*** Data extract
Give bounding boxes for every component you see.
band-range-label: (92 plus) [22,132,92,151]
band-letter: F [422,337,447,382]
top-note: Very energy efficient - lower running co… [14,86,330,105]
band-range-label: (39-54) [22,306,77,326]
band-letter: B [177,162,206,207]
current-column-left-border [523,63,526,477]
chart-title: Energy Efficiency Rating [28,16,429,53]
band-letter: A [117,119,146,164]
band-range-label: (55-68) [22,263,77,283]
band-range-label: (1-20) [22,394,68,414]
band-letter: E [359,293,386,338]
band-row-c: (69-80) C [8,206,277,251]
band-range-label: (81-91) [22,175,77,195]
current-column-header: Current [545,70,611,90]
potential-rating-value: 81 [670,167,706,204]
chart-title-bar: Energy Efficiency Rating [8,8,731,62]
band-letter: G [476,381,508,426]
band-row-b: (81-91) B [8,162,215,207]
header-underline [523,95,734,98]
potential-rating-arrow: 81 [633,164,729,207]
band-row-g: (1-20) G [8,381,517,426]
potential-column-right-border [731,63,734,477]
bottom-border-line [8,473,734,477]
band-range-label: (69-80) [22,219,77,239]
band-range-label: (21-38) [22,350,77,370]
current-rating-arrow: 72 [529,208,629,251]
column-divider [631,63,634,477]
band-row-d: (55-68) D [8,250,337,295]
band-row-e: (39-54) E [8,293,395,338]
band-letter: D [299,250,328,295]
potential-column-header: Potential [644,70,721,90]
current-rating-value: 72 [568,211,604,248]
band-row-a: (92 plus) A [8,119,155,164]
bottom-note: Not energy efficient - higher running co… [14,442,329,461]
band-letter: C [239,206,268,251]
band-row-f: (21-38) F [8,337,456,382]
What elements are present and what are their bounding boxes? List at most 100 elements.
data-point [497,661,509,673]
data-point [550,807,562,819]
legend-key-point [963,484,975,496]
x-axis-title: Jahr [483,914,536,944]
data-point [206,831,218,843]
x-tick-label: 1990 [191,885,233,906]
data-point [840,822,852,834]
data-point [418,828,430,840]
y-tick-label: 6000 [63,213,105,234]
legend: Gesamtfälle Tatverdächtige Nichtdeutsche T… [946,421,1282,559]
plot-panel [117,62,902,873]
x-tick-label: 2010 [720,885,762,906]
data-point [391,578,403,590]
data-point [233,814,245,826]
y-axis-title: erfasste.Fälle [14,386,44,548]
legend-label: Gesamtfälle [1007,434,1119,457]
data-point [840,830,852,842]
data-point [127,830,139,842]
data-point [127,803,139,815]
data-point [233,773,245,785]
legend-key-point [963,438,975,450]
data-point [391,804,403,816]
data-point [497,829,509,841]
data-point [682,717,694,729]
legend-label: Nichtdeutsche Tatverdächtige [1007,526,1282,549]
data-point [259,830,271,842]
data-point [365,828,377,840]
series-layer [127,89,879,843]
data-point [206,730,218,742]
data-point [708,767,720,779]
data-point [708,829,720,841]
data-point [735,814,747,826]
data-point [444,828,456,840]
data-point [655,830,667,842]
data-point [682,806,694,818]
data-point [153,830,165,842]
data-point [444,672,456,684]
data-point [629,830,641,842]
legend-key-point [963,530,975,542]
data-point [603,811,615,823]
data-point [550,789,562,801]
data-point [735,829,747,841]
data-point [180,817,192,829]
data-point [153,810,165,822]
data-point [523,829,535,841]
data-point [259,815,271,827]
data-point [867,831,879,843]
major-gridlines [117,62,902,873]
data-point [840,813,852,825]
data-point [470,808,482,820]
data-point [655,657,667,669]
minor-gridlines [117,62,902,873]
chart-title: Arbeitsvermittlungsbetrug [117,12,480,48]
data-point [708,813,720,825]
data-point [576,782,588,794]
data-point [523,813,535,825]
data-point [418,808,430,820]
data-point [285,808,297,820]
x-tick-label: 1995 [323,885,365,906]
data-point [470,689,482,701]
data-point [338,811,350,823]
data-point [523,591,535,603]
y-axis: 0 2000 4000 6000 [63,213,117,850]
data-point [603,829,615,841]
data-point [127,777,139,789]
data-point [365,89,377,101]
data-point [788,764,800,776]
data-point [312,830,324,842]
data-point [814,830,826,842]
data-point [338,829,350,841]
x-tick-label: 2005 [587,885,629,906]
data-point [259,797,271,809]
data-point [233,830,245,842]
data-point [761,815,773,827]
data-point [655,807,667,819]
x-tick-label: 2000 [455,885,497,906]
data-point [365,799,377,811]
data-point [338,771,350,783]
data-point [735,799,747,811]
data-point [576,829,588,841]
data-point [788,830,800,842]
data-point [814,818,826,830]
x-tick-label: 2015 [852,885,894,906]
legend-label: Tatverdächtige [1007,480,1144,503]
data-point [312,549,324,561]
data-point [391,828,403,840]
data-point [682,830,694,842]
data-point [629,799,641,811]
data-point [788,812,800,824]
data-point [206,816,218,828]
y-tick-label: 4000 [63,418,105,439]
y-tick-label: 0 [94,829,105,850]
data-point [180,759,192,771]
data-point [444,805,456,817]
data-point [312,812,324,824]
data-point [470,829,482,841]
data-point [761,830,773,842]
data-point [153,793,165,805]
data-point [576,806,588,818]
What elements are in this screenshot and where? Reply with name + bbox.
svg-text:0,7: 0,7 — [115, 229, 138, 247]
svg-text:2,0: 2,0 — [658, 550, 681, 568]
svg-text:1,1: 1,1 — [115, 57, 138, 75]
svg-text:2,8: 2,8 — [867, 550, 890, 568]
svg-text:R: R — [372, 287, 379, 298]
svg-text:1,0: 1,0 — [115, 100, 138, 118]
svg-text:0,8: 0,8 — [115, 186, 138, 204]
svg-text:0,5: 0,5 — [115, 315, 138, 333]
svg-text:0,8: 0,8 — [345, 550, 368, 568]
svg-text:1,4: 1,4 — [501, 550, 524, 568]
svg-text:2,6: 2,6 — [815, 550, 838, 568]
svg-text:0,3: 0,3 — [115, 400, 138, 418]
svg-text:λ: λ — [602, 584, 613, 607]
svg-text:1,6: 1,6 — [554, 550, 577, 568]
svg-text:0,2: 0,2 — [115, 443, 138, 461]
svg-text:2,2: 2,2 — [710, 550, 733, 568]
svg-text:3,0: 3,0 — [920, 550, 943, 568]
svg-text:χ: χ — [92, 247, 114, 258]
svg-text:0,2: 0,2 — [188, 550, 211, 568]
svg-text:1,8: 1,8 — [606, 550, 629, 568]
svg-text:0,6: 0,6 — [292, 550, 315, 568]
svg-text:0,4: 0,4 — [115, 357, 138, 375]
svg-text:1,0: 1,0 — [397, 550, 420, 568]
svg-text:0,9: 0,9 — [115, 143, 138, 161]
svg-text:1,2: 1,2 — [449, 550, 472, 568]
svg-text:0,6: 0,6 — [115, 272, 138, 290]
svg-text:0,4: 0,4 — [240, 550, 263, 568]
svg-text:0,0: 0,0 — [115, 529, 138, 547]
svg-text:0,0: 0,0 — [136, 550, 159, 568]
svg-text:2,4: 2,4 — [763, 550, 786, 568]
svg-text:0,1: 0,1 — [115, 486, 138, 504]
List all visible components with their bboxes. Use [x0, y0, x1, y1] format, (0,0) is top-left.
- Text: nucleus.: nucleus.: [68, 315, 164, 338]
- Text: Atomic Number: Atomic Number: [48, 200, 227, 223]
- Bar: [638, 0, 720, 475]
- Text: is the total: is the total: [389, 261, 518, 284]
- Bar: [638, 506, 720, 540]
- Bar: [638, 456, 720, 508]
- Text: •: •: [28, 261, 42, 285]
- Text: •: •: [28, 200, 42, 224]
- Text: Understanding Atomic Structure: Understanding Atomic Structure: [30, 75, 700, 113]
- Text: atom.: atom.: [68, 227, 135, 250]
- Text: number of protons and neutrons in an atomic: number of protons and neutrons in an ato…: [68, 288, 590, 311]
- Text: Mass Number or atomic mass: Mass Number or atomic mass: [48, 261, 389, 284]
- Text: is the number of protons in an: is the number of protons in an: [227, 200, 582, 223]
******
### [Instructions to follow]
Reproduce the items verbatim, starting with their first line and ending with the line that contains "band-row-f: (21-38) F [8,337,456,382]", including both of these lines.

### [The answer]
Give bounding boxes for every component you see.
band-range-label: (92 plus) [22,132,92,151]
band-letter: F [422,337,447,382]
top-note: Very energy efficient - lower running co… [14,86,330,105]
band-range-label: (39-54) [22,306,77,326]
band-letter: B [177,162,206,207]
current-column-left-border [523,63,526,477]
chart-title: Energy Efficiency Rating [28,16,429,53]
band-letter: A [117,119,146,164]
band-range-label: (55-68) [22,263,77,283]
band-range-label: (1-20) [22,394,68,414]
band-letter: E [359,293,386,338]
band-row-c: (69-80) C [8,206,277,251]
band-range-label: (81-91) [22,175,77,195]
current-column-header: Current [545,70,611,90]
potential-rating-value: 81 [670,167,706,204]
chart-title-bar: Energy Efficiency Rating [8,8,731,62]
band-letter: G [476,381,508,426]
band-row-b: (81-91) B [8,162,215,207]
header-underline [523,95,734,98]
potential-rating-arrow: 81 [633,164,729,207]
band-row-g: (1-20) G [8,381,517,426]
potential-column-right-border [731,63,734,477]
bottom-border-line [8,473,734,477]
band-range-label: (69-80) [22,219,77,239]
band-range-label: (21-38) [22,350,77,370]
current-rating-arrow: 72 [529,208,629,251]
column-divider [631,63,634,477]
band-row-d: (55-68) D [8,250,337,295]
band-row-e: (39-54) E [8,293,395,338]
band-letter: D [299,250,328,295]
potential-column-header: Potential [644,70,721,90]
current-rating-value: 72 [568,211,604,248]
band-row-a: (92 plus) A [8,119,155,164]
bottom-note: Not energy efficient - higher running co… [14,442,329,461]
band-letter: C [239,206,268,251]
band-row-f: (21-38) F [8,337,456,382]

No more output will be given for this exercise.